■ **WHAT YOU WILL DO**
Return all of the lines below exactly as they are.

## start

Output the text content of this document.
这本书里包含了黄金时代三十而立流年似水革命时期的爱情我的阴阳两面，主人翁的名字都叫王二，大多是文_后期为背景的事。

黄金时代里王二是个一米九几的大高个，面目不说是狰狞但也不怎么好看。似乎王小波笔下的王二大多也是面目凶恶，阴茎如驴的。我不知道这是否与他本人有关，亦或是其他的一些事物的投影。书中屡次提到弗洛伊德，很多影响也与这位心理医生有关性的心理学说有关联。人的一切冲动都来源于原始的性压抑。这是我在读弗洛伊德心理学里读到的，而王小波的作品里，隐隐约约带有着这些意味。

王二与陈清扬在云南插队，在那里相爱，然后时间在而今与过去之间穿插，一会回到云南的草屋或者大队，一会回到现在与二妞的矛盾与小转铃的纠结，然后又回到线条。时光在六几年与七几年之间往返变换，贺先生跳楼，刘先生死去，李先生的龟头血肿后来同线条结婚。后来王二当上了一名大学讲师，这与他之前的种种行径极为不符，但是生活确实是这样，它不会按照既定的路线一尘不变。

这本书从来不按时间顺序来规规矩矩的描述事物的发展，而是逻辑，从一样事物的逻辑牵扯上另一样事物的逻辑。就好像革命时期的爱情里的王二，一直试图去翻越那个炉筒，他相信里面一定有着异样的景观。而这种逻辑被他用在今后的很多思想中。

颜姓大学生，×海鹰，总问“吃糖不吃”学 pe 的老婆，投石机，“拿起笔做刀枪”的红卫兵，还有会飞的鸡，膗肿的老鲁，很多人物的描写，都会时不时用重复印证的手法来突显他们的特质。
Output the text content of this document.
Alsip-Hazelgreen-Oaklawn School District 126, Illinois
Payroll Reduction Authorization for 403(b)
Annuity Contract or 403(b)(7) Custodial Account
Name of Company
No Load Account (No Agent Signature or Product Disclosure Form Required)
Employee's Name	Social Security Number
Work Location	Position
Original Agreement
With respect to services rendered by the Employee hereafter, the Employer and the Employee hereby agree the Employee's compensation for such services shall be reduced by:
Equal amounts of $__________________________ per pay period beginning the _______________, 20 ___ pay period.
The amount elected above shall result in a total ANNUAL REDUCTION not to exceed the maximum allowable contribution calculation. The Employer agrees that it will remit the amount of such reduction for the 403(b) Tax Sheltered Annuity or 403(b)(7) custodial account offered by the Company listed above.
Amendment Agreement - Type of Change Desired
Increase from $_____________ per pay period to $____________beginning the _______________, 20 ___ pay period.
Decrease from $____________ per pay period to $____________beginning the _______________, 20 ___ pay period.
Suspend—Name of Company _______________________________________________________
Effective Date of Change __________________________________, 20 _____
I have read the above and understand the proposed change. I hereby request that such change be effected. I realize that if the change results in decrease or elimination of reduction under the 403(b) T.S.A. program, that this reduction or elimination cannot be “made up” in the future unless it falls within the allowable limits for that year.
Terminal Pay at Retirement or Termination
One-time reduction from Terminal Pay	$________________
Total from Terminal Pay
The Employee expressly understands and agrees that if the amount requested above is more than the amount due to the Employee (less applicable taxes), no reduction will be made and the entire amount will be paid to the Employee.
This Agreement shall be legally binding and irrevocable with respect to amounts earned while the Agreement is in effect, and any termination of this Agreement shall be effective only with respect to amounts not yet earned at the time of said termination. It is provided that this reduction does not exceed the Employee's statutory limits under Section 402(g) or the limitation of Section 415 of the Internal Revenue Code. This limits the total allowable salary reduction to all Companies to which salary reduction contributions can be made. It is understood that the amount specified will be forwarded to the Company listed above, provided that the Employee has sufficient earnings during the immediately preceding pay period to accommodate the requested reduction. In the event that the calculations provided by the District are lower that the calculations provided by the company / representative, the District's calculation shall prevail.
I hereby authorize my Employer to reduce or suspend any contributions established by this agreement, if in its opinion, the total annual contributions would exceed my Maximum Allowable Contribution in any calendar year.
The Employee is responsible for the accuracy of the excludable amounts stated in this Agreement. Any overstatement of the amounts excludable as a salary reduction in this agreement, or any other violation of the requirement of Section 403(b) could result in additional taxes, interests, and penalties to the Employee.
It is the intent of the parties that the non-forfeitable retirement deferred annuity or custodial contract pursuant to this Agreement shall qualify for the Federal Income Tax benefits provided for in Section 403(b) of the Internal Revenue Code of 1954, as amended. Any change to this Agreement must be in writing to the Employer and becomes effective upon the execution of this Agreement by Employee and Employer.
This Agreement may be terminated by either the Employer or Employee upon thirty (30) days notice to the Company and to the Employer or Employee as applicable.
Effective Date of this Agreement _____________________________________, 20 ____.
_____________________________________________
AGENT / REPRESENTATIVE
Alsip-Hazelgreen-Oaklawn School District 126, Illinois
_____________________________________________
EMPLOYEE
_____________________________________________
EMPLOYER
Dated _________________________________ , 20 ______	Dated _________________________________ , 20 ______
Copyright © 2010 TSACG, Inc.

## end

■ **CORRECT RESULT**
Output the text content of this document.
这本书里包含了黄金时代三十而立流年似水革命时期的爱情我的阴阳两面，主人翁的名字都叫王二，大多是文_后期为背景的事。

黄金时代里王二是个一米九几的大高个，面目不说是狰狞但也不怎么好看。似乎王小波笔下的王二大多也是面目凶恶，阴茎如驴的。我不知道这是否与他本人有关，亦或是其他的一些事物的投影。书中屡次提到弗洛伊德，很多影响也与这位心理医生有关性的心理学说有关联。人的一切冲动都来源于原始的性压抑。这是我在读弗洛伊德心理学里读到的，而王小波的作品里，隐隐约约带有着这些意味。

王二与陈清扬在云南插队，在那里相爱，然后时间在而今与过去之间穿插，一会回到云南的草屋或者大队，一会回到现在与二妞的矛盾与小转铃的纠结，然后又回到线条。时光在六几年与七几年之间往返变换，贺先生跳楼，刘先生死去，李先生的龟头血肿后来同线条结婚。后来王二当上了一名大学讲师，这与他之前的种种行径极为不符，但是生活确实是这样，它不会按照既定的路线一尘不变。

这本书从来不按时间顺序来规规矩矩的描述事物的发展，而是逻辑，从一样事物的逻辑牵扯上另一样事物的逻辑。就好像革命时期的爱情里的王二，一直试图去翻越那个炉筒，他相信里面一定有着异样的景观。而这种逻辑被他用在今后的很多思想中。

颜姓大学生，×海鹰，总问“吃糖不吃”学 pe 的老婆，投石机，“拿起笔做刀枪”的红卫兵，还有会飞的鸡，膗肿的老鲁，很多人物的描写，都会时不时用重复印证的手法来突显他们的特质。
Output the text content of this document.
Alsip-Hazelgreen-Oaklawn School District 126, Illinois
Payroll Reduction Authorization for 403(b)
Annuity Contract or 403(b)(7) Custodial Account
Name of Company
No Load Account (No Agent Signature or Product Disclosure Form Required)
Employee's Name	Social Security Number
Work Location	Position
Original Agreement
With respect to services rendered by the Employee hereafter, the Employer and the Employee hereby agree the Employee's compensation for such services shall be reduced by:
Equal amounts of $__________________________ per pay period beginning the _______________, 20 ___ pay period.
The amount elected above shall result in a total ANNUAL REDUCTION not to exceed the maximum allowable contribution calculation. The Employer agrees that it will remit the amount of such reduction for the 403(b) Tax Sheltered Annuity or 403(b)(7) custodial account offered by the Company listed above.
Amendment Agreement - Type of Change Desired
Increase from $_____________ per pay period to $____________beginning the _______________, 20 ___ pay period.
Decrease from $____________ per pay period to $____________beginning the _______________, 20 ___ pay period.
Suspend—Name of Company _______________________________________________________
Effective Date of Change __________________________________, 20 _____
I have read the above and understand the proposed change. I hereby request that such change be effected. I realize that if the change results in decrease or elimination of reduction under the 403(b) T.S.A. program, that this reduction or elimination cannot be “made up” in the future unless it falls within the allowable limits for that year.
Terminal Pay at Retirement or Termination
One-time reduction from Terminal Pay	$________________
Total from Terminal Pay
The Employee expressly understands and agrees that if the amount requested above is more than the amount due to the Employee (less applicable taxes), no reduction will be made and the entire amount will be paid to the Employee.
This Agreement shall be legally binding and irrevocable with respect to amounts earned while the Agreement is in effect, and any termination of this Agreement shall be effective only with respect to amounts not yet earned at the time of said termination. It is provided that this reduction does not exceed the Employee's statutory limits under Section 402(g) or the limitation of Section 415 of the Internal Revenue Code. This limits the total allowable salary reduction to all Companies to which salary reduction contributions can be made. It is understood that the amount specified will be forwarded to the Company listed above, provided that the Employee has sufficient earnings during the immediately preceding pay period to accommodate the requested reduction. In the event that the calculations provided by the District are lower that the calculations provided by the company / representative, the District's calculation shall prevail.
I hereby authorize my Employer to reduce or suspend any contributions established by this agreement, if in its opinion, the total annual contributions would exceed my Maximum Allowable Contribution in any calendar year.
The Employee is responsible for the accuracy of the excludable amounts stated in this Agreement. Any overstatement of the amounts excludable as a salary reduction in this agreement, or any other violation of the requirement of Section 403(b) could result in additional taxes, interests, and penalties to the Employee.
It is the intent of the parties that the non-forfeitable retirement deferred annuity or custodial contract pursuant to this Agreement shall qualify for the Federal Income Tax benefits provided for in Section 403(b) of the Internal Revenue Code of 1954, as amended. Any change to this Agreement must be in writing to the Employer and becomes effective upon the execution of this Agreement by Employee and Employer.
This Agreement may be terminated by either the Employer or Employee upon thirty (30) days notice to the Company and to the Employer or Employee as applicable.
Effective Date of this Agreement _____________________________________, 20 ____.
_____________________________________________
AGENT / REPRESENTATIVE
Alsip-Hazelgreen-Oaklawn School District 126, Illinois
_____________________________________________
EMPLOYEE
_____________________________________________
EMPLOYER
Dated _________________________________ , 20 ______	Dated _________________________________ , 20 ______
Copyright © 2010 TSACG, Inc.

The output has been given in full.